§ **LIST OF TASKS**:
• A. According to the web layout article, the print layouts of which decade are the focus of many design talks?
• B. Summarize the web layout article in two sentences.
• C. Carry the web layout article forward from its last line.
+++ TEXT UNDER STUDY +++
See the Pen Asymmetric Promo Grid by Bryan Robinson (@brob) on CodePen.

In this example, we have a simple promotional space. By using an asymmetric vertical and horizontal layout, we can make a stronger visual match between our icon and our button. This isn’t a large space, but it’s not afraid of using whitespace to draw the user’s eye where we want it to go.

Speaking of whitespace…

Fear 2: Negative Space

As we left the early 2000s, we decided it was OK if users had to scroll. We began introducing whitespace into our designs and most of this fell between rows of content. This made our designs much cleaner, but is vertical whitespace the only valid option?

In this example, the design incorporates negative space to create a sense of exploration through the page. By not using traditional content rows, the user’s eye is given a chance to scan and take things in at a slower pace.

See the Pen Experimental Homepage by Bryan Robinson (@brob) on CodePen.

Fear 3: Punk Rock?

There’s no shortage of design talks focused on the print layouts of the 1970s. It was a time of great stability in design tooling, which allowed creativity to bloom. With that came inspired and avant-garde design work that centered around the punk-rock scene.

So my question is this: Can we be punk rockers in web design?

In this example, the design doesn’t care about your preconceptions. Text overlap is a bug? Nope, it’s a feature. Images shouldn’t compete with each other? Survival of the fittest!

See the Pen Grid Overlap and Punk Rock Meditation by Bryan Robinson (@brob) on CodePen.
+++ EXTRACTED INFORMATION +++
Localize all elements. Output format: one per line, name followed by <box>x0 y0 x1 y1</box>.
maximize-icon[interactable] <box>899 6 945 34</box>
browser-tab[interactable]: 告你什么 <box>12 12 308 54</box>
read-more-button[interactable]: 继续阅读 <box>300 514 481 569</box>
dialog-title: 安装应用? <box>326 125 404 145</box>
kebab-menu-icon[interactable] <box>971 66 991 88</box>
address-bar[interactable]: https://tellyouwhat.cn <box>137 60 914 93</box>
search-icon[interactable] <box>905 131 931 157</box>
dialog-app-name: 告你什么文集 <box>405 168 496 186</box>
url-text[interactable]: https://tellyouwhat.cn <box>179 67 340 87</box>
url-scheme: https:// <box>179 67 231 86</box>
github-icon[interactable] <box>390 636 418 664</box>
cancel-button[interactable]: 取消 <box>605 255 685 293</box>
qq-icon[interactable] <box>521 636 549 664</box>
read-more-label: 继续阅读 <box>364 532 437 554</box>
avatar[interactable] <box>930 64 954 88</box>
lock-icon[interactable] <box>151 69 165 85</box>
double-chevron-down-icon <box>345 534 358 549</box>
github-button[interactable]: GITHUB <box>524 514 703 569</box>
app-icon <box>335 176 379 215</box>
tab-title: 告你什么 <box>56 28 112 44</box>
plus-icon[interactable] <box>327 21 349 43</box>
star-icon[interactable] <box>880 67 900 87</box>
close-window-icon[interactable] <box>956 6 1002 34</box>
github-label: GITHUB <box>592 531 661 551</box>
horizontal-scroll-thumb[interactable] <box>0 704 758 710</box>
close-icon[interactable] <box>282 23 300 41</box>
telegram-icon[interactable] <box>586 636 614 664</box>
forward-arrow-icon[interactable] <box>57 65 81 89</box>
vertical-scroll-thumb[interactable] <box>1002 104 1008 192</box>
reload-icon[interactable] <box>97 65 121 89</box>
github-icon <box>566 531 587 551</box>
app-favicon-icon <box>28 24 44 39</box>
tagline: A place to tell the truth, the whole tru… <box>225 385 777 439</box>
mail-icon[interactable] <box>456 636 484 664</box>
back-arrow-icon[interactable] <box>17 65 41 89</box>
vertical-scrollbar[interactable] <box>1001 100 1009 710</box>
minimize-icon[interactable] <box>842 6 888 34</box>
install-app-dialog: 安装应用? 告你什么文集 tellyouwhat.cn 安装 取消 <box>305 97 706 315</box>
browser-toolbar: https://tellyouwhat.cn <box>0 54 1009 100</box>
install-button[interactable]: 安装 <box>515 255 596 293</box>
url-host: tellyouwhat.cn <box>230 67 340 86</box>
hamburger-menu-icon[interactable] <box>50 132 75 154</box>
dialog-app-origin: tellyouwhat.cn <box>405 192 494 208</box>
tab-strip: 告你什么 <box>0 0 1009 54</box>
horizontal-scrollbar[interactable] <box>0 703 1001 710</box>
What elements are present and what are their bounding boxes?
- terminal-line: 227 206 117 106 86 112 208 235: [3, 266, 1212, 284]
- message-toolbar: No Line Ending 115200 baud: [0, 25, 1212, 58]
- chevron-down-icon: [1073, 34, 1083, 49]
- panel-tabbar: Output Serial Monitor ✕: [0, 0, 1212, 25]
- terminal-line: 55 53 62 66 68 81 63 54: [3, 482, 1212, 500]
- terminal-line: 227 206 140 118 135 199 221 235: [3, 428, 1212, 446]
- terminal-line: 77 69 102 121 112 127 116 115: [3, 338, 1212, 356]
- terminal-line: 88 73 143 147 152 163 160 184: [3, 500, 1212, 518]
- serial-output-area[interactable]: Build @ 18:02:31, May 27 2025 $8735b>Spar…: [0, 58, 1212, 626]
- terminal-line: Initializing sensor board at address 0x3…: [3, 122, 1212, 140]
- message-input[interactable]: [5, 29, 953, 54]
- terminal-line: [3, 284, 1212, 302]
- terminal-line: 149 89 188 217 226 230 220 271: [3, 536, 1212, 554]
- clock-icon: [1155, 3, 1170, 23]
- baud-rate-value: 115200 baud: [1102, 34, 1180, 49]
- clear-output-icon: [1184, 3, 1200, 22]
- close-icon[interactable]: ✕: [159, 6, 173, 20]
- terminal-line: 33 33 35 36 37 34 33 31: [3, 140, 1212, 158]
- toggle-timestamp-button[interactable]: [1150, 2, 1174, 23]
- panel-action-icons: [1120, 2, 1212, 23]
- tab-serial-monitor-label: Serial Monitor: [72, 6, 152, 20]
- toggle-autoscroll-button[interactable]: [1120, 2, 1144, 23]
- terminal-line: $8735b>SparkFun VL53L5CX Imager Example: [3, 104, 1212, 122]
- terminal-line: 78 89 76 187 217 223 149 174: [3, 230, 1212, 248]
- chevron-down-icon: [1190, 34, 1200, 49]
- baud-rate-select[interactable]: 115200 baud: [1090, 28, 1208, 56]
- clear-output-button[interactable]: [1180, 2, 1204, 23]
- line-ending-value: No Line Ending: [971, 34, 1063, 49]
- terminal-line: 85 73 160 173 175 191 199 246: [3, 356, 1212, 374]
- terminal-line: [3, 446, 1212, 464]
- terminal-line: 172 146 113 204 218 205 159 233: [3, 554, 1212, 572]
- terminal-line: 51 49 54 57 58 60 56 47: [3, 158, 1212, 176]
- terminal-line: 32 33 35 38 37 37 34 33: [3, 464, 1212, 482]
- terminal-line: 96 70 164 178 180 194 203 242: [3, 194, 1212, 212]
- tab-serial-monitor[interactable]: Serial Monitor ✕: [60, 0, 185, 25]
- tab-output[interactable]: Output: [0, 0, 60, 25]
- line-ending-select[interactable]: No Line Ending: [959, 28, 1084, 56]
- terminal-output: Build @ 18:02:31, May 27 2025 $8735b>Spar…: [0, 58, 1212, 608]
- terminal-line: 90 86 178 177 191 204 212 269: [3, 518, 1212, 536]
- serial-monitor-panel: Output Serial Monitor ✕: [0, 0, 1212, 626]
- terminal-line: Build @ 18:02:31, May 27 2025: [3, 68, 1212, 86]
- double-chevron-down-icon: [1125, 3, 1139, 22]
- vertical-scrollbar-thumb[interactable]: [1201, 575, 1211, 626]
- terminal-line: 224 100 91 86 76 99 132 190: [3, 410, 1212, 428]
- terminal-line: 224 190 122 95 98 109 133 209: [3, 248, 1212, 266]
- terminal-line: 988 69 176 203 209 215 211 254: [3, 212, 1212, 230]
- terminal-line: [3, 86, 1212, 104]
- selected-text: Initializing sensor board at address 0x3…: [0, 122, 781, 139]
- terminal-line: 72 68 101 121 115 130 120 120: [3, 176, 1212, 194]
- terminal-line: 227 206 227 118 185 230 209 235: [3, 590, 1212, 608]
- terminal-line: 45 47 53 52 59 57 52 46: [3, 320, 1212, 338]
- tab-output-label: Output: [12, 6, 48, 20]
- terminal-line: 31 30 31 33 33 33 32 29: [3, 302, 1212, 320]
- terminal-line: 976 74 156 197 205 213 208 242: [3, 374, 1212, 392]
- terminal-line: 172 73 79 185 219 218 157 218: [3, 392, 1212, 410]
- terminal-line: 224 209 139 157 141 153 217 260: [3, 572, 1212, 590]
+++
§ **RESPONSES TO THE TASKS**:
• A. The 1970s.

• B. The web layout article uses examples to show that asymmetric layouts and negative space outside traditional content rows can guide the user's eye and slow the pace of scanning. It also draws on the punk-rock-inspired print design of the 1970s to ask whether web design can be punk rock, presenting a design where text overlap and competing images are treated as features.

• C.
As this example asks, is this a good idea? It’s completely up for debate. What I know is this: our tools have matured and become more stable; now is the time for experimentation. Do we want the web to look the same year after year, or do we want to dream up new and exciting patterns?

Fear 4: New Sources of Inspiration

Sources of inspiration shouldn’t cause fear, but they do often cause headaches. Remember, inspiration doesn’t mean a 1:1 translation of a concept.

Punk rock graphic design

I mentioned earlier the amazing designs that came out of the ’70s and ’80s. Here are some links to continue researching punk-rock design:

  • The Art of Punk Posters by Sean O’Hagan
  • The Art of Chaos: Punk Rock’s Timeless Influence on Graphic Design by Simon Martin

Vintage movie graphic design

Studying film in college gave me a great appreciation for vintage movie graphic design. One of my professors once told me: “You should be able to tell the tone and subject of a film by its title cards.”

This is especially true of post-World War II films. Their title sequences and posters are a treasure trove of design ideas for setting a scene.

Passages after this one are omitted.